Retype the whole listing, please, keeping every line exact and dropping the pictures.

* * * * * * * * *

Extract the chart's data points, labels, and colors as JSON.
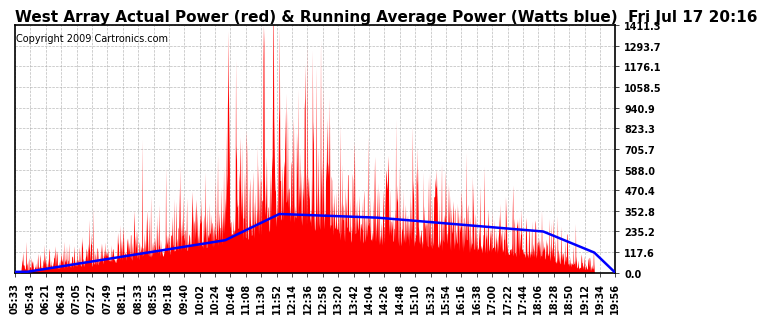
{
  "title": "West Array Actual Power (red) & Running Average Power (Watts blue)  Fri Jul 17 20:16",
  "copyright": "Copyright 2009 Cartronics.com",
  "yticks": [
    0.0,
    117.6,
    235.2,
    352.8,
    470.4,
    588.0,
    705.7,
    823.3,
    940.9,
    1058.5,
    1176.1,
    1293.7,
    1411.3
  ],
  "ylim": [
    0,
    1411.3
  ],
  "xtick_labels": [
    "05:33",
    "05:43",
    "06:21",
    "06:43",
    "07:05",
    "07:27",
    "07:49",
    "08:11",
    "08:33",
    "08:55",
    "09:18",
    "09:40",
    "10:02",
    "10:24",
    "10:46",
    "11:08",
    "11:30",
    "11:52",
    "12:14",
    "12:36",
    "12:58",
    "13:20",
    "13:42",
    "14:04",
    "14:26",
    "14:48",
    "15:10",
    "15:32",
    "15:54",
    "16:16",
    "16:38",
    "17:00",
    "17:22",
    "17:44",
    "18:06",
    "18:28",
    "18:50",
    "19:12",
    "19:34",
    "19:56"
  ],
  "background_color": "#ffffff",
  "plot_bg_color": "#ffffff",
  "grid_color": "#aaaaaa",
  "red_color": "#ff0000",
  "blue_color": "#0000ff",
  "title_fontsize": 11,
  "copyright_fontsize": 7,
  "tick_fontsize": 7,
  "n_points": 1400
}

* * * * * * * * *

▶ _Exercise output_
Extract the chart's data points, labels, and colors as JSON.
{
  "title": "West Array Actual Power (red) & Running Average Power (Watts blue)  Fri Jul 17 20:16",
  "copyright": "Copyright 2009 Cartronics.com",
  "yticks": [
    0.0,
    117.6,
    235.2,
    352.8,
    470.4,
    588.0,
    705.7,
    823.3,
    940.9,
    1058.5,
    1176.1,
    1293.7,
    1411.3
  ],
  "ylim": [
    0,
    1411.3
  ],
  "xtick_labels": [
    "05:33",
    "05:43",
    "06:21",
    "06:43",
    "07:05",
    "07:27",
    "07:49",
    "08:11",
    "08:33",
    "08:55",
    "09:18",
    "09:40",
    "10:02",
    "10:24",
    "10:46",
    "11:08",
    "11:30",
    "11:52",
    "12:14",
    "12:36",
    "12:58",
    "13:20",
    "13:42",
    "14:04",
    "14:26",
    "14:48",
    "15:10",
    "15:32",
    "15:54",
    "16:16",
    "16:38",
    "17:00",
    "17:22",
    "17:44",
    "18:06",
    "18:28",
    "18:50",
    "19:12",
    "19:34",
    "19:56"
  ],
  "background_color": "#ffffff",
  "plot_bg_color": "#ffffff",
  "grid_color": "#aaaaaa",
  "red_color": "#ff0000",
  "blue_color": "#0000ff",
  "title_fontsize": 11,
  "copyright_fontsize": 7,
  "tick_fontsize": 7,
  "n_points": 1400
}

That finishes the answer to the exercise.